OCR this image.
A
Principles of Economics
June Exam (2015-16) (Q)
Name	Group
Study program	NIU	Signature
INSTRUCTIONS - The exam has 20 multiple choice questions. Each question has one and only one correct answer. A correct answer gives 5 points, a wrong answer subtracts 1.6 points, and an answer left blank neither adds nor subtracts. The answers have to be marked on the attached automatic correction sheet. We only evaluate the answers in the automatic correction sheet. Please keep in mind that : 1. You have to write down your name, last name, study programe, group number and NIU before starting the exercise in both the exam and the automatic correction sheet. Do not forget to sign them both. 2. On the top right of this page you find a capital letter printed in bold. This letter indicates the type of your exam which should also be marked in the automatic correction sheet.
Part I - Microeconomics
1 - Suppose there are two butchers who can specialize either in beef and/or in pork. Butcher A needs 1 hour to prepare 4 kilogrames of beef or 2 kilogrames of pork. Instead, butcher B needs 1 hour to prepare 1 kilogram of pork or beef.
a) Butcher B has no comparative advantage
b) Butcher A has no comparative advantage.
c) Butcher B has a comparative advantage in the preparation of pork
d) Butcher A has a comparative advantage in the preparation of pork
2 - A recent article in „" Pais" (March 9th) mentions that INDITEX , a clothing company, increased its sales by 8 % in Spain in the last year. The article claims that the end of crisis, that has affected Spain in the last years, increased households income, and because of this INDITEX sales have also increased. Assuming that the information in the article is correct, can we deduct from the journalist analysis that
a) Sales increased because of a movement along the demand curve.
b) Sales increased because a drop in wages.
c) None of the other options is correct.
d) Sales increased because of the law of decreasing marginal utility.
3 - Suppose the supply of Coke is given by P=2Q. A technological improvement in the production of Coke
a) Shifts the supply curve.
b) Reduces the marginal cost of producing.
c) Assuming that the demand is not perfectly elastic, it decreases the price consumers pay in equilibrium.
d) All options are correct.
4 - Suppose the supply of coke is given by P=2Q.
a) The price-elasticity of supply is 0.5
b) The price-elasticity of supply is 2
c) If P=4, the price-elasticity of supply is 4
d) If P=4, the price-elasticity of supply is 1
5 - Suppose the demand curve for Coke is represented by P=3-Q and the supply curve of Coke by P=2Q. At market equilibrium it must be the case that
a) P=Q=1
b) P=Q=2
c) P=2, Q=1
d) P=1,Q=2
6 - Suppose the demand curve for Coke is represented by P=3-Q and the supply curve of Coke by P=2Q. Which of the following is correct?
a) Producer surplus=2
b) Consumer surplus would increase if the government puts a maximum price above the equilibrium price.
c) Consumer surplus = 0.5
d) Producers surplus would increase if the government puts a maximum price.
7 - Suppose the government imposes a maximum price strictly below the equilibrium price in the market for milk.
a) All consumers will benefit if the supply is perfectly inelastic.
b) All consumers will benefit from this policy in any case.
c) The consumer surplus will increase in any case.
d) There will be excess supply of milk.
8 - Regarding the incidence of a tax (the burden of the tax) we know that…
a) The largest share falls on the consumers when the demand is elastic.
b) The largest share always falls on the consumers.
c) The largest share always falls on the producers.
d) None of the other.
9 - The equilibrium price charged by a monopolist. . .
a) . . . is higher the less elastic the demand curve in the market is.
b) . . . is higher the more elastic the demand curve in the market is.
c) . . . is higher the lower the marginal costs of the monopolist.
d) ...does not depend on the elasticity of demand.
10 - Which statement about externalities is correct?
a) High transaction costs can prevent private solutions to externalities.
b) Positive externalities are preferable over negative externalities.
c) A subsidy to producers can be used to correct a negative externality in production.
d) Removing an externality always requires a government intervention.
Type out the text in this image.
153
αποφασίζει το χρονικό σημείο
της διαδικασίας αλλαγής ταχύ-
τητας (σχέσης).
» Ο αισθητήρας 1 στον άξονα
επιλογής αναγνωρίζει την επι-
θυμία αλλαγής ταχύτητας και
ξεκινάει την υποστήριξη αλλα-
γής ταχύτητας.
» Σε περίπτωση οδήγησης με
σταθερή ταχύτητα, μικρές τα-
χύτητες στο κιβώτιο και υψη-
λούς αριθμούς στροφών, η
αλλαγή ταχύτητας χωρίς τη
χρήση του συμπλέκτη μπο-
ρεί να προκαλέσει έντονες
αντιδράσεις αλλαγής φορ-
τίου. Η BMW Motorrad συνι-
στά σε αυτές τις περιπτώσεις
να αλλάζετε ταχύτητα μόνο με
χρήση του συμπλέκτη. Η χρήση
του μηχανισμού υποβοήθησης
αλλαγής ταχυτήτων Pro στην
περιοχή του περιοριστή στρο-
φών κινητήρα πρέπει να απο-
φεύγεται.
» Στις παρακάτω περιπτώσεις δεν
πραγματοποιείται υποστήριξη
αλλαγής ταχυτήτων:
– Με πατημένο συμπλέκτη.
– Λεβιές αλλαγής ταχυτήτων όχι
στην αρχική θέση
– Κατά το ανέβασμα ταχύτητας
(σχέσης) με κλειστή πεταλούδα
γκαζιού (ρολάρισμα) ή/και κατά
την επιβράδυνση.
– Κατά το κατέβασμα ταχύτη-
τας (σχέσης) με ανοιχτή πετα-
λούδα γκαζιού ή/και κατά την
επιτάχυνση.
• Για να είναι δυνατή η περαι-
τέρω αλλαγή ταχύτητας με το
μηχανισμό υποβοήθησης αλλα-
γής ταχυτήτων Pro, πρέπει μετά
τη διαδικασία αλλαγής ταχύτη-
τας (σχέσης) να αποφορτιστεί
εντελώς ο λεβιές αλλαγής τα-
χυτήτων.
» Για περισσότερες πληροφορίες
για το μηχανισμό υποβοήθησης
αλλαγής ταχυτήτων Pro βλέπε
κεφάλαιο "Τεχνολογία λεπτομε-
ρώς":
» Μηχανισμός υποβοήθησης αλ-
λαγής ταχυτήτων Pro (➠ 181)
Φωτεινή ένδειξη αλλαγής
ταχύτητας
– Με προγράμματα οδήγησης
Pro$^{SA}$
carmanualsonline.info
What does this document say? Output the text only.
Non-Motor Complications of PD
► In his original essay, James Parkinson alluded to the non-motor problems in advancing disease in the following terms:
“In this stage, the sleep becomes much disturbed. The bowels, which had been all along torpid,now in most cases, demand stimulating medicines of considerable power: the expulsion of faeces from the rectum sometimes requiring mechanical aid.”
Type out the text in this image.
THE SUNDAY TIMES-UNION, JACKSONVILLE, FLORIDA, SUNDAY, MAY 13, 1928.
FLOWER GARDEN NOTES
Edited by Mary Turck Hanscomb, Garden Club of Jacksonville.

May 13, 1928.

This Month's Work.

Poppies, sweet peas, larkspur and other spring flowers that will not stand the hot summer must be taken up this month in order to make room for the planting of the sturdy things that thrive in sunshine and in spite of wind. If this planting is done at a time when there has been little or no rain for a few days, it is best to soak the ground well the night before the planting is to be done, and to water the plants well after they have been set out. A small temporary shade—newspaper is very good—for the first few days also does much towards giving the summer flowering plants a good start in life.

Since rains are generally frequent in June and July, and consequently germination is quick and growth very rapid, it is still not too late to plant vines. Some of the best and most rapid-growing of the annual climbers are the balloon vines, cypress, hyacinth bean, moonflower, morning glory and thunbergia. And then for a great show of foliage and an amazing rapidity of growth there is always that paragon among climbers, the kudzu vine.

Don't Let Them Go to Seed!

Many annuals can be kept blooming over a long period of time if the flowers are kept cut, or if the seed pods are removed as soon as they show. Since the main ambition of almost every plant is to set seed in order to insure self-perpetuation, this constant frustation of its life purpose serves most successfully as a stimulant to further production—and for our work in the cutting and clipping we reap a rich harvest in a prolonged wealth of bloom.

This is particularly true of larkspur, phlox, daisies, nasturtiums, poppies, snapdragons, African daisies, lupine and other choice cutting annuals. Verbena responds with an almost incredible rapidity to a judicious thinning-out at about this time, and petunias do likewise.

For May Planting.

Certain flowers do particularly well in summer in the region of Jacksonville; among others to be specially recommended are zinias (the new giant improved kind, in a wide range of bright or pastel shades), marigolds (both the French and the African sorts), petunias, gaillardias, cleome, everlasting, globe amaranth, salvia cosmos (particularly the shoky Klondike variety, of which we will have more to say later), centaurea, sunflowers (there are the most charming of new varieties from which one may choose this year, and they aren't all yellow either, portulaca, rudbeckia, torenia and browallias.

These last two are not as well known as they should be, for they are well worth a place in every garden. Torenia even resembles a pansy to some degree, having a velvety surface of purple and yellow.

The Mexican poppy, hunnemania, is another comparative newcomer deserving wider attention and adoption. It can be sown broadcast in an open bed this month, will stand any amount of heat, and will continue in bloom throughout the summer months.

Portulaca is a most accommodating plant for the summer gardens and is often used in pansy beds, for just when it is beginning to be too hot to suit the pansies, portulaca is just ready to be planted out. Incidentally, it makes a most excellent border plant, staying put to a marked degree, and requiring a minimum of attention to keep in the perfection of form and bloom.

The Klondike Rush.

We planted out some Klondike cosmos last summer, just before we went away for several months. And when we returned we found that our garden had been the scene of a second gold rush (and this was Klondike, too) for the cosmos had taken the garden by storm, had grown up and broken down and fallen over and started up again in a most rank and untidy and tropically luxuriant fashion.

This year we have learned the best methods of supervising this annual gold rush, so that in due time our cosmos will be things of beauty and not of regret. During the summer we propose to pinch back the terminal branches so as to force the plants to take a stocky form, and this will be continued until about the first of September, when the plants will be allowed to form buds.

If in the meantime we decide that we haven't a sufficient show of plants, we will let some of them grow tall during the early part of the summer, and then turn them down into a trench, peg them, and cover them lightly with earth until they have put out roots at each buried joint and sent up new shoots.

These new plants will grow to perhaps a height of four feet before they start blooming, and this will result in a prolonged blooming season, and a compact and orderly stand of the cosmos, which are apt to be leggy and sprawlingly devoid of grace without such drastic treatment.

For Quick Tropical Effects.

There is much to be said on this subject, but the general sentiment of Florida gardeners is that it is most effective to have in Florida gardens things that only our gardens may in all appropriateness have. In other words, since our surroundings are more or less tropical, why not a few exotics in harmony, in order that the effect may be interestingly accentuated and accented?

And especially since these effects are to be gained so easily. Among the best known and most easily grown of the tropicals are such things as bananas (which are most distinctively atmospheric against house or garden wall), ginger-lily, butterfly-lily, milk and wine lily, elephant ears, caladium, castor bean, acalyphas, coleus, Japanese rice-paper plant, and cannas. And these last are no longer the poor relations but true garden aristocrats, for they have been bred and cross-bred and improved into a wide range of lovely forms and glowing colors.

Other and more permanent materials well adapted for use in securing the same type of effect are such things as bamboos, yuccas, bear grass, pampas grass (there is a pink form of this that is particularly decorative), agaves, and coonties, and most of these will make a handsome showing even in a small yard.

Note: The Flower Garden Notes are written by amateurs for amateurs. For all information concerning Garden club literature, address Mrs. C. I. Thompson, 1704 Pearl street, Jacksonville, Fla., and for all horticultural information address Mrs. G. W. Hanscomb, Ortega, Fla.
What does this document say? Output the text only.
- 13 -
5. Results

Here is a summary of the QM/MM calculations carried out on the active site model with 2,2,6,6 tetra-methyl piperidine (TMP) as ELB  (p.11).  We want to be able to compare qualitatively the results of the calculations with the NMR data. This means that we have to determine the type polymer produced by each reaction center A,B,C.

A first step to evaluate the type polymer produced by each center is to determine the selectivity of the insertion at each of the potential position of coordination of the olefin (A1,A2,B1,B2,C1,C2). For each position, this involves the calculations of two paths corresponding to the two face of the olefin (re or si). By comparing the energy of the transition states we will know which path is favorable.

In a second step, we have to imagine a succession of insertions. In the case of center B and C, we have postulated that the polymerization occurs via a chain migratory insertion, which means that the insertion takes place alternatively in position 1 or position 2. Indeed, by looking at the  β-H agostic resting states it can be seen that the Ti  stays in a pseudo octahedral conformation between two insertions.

**Stated goal**
Pick out every line of the listing containing the word "used", and show those lines.

**Answer to the problem**
c) A subsidy to producers can be used to correct a negative externality in production.
Portulaca is a most accommodating plant for the summer gardens and is often used in pansy beds, for just when it is beginning to be too hot to suit the pansies, portulaca is just ready to be planted out. Incidentally, it makes a most excellent border plant, staying put to a marked degree, and requiring a minimum of attention to keep in the perfection of form and bloom.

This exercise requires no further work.